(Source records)
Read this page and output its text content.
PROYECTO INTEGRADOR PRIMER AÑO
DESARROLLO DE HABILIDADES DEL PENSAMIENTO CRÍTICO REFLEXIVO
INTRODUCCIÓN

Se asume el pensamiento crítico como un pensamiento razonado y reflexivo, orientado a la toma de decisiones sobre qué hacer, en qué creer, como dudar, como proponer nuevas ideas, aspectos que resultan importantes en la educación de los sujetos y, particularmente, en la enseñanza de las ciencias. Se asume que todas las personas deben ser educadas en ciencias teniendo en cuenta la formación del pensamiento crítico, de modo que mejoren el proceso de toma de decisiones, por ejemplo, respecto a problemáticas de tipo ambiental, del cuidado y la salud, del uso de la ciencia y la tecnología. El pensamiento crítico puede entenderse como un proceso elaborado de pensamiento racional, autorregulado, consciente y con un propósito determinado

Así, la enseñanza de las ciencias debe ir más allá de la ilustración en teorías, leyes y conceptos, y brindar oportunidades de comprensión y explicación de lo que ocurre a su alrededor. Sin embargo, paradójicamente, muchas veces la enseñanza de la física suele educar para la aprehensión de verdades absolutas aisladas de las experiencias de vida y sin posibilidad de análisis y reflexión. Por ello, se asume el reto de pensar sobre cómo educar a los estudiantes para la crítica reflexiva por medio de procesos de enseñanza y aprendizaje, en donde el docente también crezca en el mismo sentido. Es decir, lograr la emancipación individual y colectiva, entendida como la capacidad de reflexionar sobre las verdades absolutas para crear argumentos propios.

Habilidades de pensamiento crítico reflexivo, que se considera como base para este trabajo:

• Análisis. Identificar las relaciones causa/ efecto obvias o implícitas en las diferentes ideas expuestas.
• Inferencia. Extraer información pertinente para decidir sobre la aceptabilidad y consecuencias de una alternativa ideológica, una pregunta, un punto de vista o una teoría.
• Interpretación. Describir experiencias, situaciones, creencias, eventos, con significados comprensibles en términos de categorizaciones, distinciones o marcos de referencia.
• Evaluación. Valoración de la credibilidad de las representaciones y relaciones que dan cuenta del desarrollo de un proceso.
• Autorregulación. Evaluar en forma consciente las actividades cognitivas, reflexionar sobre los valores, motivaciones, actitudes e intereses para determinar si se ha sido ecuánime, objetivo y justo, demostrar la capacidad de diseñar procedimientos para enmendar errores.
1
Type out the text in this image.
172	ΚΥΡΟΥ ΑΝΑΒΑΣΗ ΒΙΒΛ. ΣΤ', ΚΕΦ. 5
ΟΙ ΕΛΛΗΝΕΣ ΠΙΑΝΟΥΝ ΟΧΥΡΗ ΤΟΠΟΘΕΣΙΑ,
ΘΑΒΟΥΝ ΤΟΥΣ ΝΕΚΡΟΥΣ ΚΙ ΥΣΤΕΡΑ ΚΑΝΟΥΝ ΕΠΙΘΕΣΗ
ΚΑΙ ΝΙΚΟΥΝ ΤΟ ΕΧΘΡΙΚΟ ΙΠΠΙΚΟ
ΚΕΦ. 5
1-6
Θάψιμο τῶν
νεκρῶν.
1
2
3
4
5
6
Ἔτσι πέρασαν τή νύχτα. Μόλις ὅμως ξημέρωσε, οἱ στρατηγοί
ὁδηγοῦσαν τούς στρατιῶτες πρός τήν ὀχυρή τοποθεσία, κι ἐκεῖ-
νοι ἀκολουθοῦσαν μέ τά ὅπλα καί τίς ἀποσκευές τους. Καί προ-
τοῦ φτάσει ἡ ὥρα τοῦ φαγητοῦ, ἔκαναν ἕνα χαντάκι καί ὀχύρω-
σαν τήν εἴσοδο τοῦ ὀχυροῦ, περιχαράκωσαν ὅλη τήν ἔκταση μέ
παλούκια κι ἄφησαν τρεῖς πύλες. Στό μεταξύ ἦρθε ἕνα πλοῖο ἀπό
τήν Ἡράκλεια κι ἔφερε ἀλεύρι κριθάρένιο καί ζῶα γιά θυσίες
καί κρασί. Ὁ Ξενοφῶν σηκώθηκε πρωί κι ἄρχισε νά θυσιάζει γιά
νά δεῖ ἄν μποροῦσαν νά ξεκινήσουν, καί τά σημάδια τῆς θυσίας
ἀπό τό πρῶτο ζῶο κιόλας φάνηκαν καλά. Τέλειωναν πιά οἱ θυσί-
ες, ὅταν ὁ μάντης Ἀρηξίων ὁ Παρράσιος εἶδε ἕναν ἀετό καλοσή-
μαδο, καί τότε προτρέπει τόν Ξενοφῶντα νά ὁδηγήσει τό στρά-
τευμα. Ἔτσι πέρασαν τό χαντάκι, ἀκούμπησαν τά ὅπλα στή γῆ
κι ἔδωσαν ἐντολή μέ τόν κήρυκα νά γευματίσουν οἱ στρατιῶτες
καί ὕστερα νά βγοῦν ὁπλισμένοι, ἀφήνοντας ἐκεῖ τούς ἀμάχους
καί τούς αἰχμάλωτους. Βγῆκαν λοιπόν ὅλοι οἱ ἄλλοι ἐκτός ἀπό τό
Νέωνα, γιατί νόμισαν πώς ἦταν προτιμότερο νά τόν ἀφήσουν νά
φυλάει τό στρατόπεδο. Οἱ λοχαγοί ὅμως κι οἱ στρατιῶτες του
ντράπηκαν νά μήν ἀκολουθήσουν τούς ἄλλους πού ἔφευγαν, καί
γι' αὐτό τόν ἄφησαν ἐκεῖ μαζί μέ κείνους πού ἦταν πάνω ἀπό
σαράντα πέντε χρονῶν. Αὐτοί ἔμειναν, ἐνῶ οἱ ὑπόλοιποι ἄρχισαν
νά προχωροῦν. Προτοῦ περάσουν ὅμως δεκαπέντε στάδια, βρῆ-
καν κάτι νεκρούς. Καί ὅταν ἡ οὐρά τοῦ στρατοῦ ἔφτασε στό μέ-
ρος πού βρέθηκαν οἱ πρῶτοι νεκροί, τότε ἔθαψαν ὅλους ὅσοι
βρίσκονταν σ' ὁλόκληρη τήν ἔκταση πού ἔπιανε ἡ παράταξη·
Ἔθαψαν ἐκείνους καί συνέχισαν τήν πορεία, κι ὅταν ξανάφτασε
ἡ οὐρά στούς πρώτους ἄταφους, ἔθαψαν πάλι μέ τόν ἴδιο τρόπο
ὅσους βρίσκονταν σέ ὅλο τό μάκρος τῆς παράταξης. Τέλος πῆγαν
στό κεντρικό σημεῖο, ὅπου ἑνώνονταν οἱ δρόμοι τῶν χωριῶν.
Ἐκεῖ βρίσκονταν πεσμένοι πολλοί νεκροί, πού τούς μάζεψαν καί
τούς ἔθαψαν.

● **WORK TO COMPLETE**:
Reproduce the material above exactly; please quote every line of it.

● **OUTPUT**:
Read this page and output its text content.
PROYECTO INTEGRADOR PRIMER AÑO
DESARROLLO DE HABILIDADES DEL PENSAMIENTO CRÍTICO REFLEXIVO
INTRODUCCIÓN

Se asume el pensamiento crítico como un pensamiento razonado y reflexivo, orientado a la toma de decisiones sobre qué hacer, en qué creer, como dudar, como proponer nuevas ideas, aspectos que resultan importantes en la educación de los sujetos y, particularmente, en la enseñanza de las ciencias. Se asume que todas las personas deben ser educadas en ciencias teniendo en cuenta la formación del pensamiento crítico, de modo que mejoren el proceso de toma de decisiones, por ejemplo, respecto a problemáticas de tipo ambiental, del cuidado y la salud, del uso de la ciencia y la tecnología. El pensamiento crítico puede entenderse como un proceso elaborado de pensamiento racional, autorregulado, consciente y con un propósito determinado

Así, la enseñanza de las ciencias debe ir más allá de la ilustración en teorías, leyes y conceptos, y brindar oportunidades de comprensión y explicación de lo que ocurre a su alrededor. Sin embargo, paradójicamente, muchas veces la enseñanza de la física suele educar para la aprehensión de verdades absolutas aisladas de las experiencias de vida y sin posibilidad de análisis y reflexión. Por ello, se asume el reto de pensar sobre cómo educar a los estudiantes para la crítica reflexiva por medio de procesos de enseñanza y aprendizaje, en donde el docente también crezca en el mismo sentido. Es decir, lograr la emancipación individual y colectiva, entendida como la capacidad de reflexionar sobre las verdades absolutas para crear argumentos propios.

Habilidades de pensamiento crítico reflexivo, que se considera como base para este trabajo:

• Análisis. Identificar las relaciones causa/ efecto obvias o implícitas en las diferentes ideas expuestas.
• Inferencia. Extraer información pertinente para decidir sobre la aceptabilidad y consecuencias de una alternativa ideológica, una pregunta, un punto de vista o una teoría.
• Interpretación. Describir experiencias, situaciones, creencias, eventos, con significados comprensibles en términos de categorizaciones, distinciones o marcos de referencia.
• Evaluación. Valoración de la credibilidad de las representaciones y relaciones que dan cuenta del desarrollo de un proceso.
• Autorregulación. Evaluar en forma consciente las actividades cognitivas, reflexionar sobre los valores, motivaciones, actitudes e intereses para determinar si se ha sido ecuánime, objetivo y justo, demostrar la capacidad de diseñar procedimientos para enmendar errores.
1
Type out the text in this image.
172	ΚΥΡΟΥ ΑΝΑΒΑΣΗ ΒΙΒΛ. ΣΤ', ΚΕΦ. 5
ΟΙ ΕΛΛΗΝΕΣ ΠΙΑΝΟΥΝ ΟΧΥΡΗ ΤΟΠΟΘΕΣΙΑ,
ΘΑΒΟΥΝ ΤΟΥΣ ΝΕΚΡΟΥΣ ΚΙ ΥΣΤΕΡΑ ΚΑΝΟΥΝ ΕΠΙΘΕΣΗ
ΚΑΙ ΝΙΚΟΥΝ ΤΟ ΕΧΘΡΙΚΟ ΙΠΠΙΚΟ
ΚΕΦ. 5
1-6
Θάψιμο τῶν
νεκρῶν.
1
2
3
4
5
6
Ἔτσι πέρασαν τή νύχτα. Μόλις ὅμως ξημέρωσε, οἱ στρατηγοί
ὁδηγοῦσαν τούς στρατιῶτες πρός τήν ὀχυρή τοποθεσία, κι ἐκεῖ-
νοι ἀκολουθοῦσαν μέ τά ὅπλα καί τίς ἀποσκευές τους. Καί προ-
τοῦ φτάσει ἡ ὥρα τοῦ φαγητοῦ, ἔκαναν ἕνα χαντάκι καί ὀχύρω-
σαν τήν εἴσοδο τοῦ ὀχυροῦ, περιχαράκωσαν ὅλη τήν ἔκταση μέ
παλούκια κι ἄφησαν τρεῖς πύλες. Στό μεταξύ ἦρθε ἕνα πλοῖο ἀπό
τήν Ἡράκλεια κι ἔφερε ἀλεύρι κριθάρένιο καί ζῶα γιά θυσίες
καί κρασί. Ὁ Ξενοφῶν σηκώθηκε πρωί κι ἄρχισε νά θυσιάζει γιά
νά δεῖ ἄν μποροῦσαν νά ξεκινήσουν, καί τά σημάδια τῆς θυσίας
ἀπό τό πρῶτο ζῶο κιόλας φάνηκαν καλά. Τέλειωναν πιά οἱ θυσί-
ες, ὅταν ὁ μάντης Ἀρηξίων ὁ Παρράσιος εἶδε ἕναν ἀετό καλοσή-
μαδο, καί τότε προτρέπει τόν Ξενοφῶντα νά ὁδηγήσει τό στρά-
τευμα. Ἔτσι πέρασαν τό χαντάκι, ἀκούμπησαν τά ὅπλα στή γῆ
κι ἔδωσαν ἐντολή μέ τόν κήρυκα νά γευματίσουν οἱ στρατιῶτες
καί ὕστερα νά βγοῦν ὁπλισμένοι, ἀφήνοντας ἐκεῖ τούς ἀμάχους
καί τούς αἰχμάλωτους. Βγῆκαν λοιπόν ὅλοι οἱ ἄλλοι ἐκτός ἀπό τό
Νέωνα, γιατί νόμισαν πώς ἦταν προτιμότερο νά τόν ἀφήσουν νά
φυλάει τό στρατόπεδο. Οἱ λοχαγοί ὅμως κι οἱ στρατιῶτες του
ντράπηκαν νά μήν ἀκολουθήσουν τούς ἄλλους πού ἔφευγαν, καί
γι' αὐτό τόν ἄφησαν ἐκεῖ μαζί μέ κείνους πού ἦταν πάνω ἀπό
σαράντα πέντε χρονῶν. Αὐτοί ἔμειναν, ἐνῶ οἱ ὑπόλοιποι ἄρχισαν
νά προχωροῦν. Προτοῦ περάσουν ὅμως δεκαπέντε στάδια, βρῆ-
καν κάτι νεκρούς. Καί ὅταν ἡ οὐρά τοῦ στρατοῦ ἔφτασε στό μέ-
ρος πού βρέθηκαν οἱ πρῶτοι νεκροί, τότε ἔθαψαν ὅλους ὅσοι
βρίσκονταν σ' ὁλόκληρη τήν ἔκταση πού ἔπιανε ἡ παράταξη·
Ἔθαψαν ἐκείνους καί συνέχισαν τήν πορεία, κι ὅταν ξανάφτασε
ἡ οὐρά στούς πρώτους ἄταφους, ἔθαψαν πάλι μέ τόν ἴδιο τρόπο
ὅσους βρίσκονταν σέ ὅλο τό μάκρος τῆς παράταξης. Τέλος πῆγαν
στό κεντρικό σημεῖο, ὅπου ἑνώνονταν οἱ δρόμοι τῶν χωριῶν.
Ἐκεῖ βρίσκονταν πεσμένοι πολλοί νεκροί, πού τούς μάζεψαν καί
τούς ἔθαψαν.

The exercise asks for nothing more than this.